To do ▸
What follows is a block of records; restate each one word for word.

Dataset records
==================================================

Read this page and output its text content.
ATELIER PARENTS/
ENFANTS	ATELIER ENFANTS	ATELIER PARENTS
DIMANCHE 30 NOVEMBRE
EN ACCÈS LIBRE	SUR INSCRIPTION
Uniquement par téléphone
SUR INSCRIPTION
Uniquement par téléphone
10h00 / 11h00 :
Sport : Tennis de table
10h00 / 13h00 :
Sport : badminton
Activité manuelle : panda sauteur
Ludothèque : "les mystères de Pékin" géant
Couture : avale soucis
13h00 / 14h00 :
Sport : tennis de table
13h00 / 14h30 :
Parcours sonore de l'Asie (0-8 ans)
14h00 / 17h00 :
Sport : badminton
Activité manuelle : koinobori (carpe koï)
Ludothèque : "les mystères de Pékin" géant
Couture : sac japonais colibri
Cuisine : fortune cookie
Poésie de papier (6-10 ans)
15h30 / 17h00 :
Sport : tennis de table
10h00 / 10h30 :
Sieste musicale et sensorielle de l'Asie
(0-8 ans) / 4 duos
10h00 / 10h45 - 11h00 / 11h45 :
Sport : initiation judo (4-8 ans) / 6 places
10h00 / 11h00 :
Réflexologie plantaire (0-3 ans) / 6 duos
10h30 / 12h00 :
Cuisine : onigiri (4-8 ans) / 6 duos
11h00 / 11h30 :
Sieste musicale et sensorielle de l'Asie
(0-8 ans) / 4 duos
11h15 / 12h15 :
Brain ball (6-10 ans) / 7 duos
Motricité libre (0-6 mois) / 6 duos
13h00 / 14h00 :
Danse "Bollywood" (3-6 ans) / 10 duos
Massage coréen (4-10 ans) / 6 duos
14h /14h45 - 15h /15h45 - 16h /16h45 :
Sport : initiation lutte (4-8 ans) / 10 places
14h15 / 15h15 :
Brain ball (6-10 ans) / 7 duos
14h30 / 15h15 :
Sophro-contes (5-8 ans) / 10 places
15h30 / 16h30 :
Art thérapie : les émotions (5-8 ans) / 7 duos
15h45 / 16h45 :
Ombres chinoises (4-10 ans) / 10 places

==================================================

Exercise output ▸
Read this page and output its text content.
ATELIER PARENTS/
ENFANTS	ATELIER ENFANTS	ATELIER PARENTS
DIMANCHE 30 NOVEMBRE
EN ACCÈS LIBRE	SUR INSCRIPTION
Uniquement par téléphone
SUR INSCRIPTION
Uniquement par téléphone
10h00 / 11h00 :
Sport : Tennis de table
10h00 / 13h00 :
Sport : badminton
Activité manuelle : panda sauteur
Ludothèque : "les mystères de Pékin" géant
Couture : avale soucis
13h00 / 14h00 :
Sport : tennis de table
13h00 / 14h30 :
Parcours sonore de l'Asie (0-8 ans)
14h00 / 17h00 :
Sport : badminton
Activité manuelle : koinobori (carpe koï)
Ludothèque : "les mystères de Pékin" géant
Couture : sac japonais colibri
Cuisine : fortune cookie
Poésie de papier (6-10 ans)
15h30 / 17h00 :
Sport : tennis de table
10h00 / 10h30 :
Sieste musicale et sensorielle de l'Asie
(0-8 ans) / 4 duos
10h00 / 10h45 - 11h00 / 11h45 :
Sport : initiation judo (4-8 ans) / 6 places
10h00 / 11h00 :
Réflexologie plantaire (0-3 ans) / 6 duos
10h30 / 12h00 :
Cuisine : onigiri (4-8 ans) / 6 duos
11h00 / 11h30 :
Sieste musicale et sensorielle de l'Asie
(0-8 ans) / 4 duos
11h15 / 12h15 :
Brain ball (6-10 ans) / 7 duos
Motricité libre (0-6 mois) / 6 duos
13h00 / 14h00 :
Danse "Bollywood" (3-6 ans) / 10 duos
Massage coréen (4-10 ans) / 6 duos
14h /14h45 - 15h /15h45 - 16h /16h45 :
Sport : initiation lutte (4-8 ans) / 10 places
14h15 / 15h15 :
Brain ball (6-10 ans) / 7 duos
14h30 / 15h15 :
Sophro-contes (5-8 ans) / 10 places
15h30 / 16h30 :
Art thérapie : les émotions (5-8 ans) / 7 duos
15h45 / 16h45 :
Ombres chinoises (4-10 ans) / 10 places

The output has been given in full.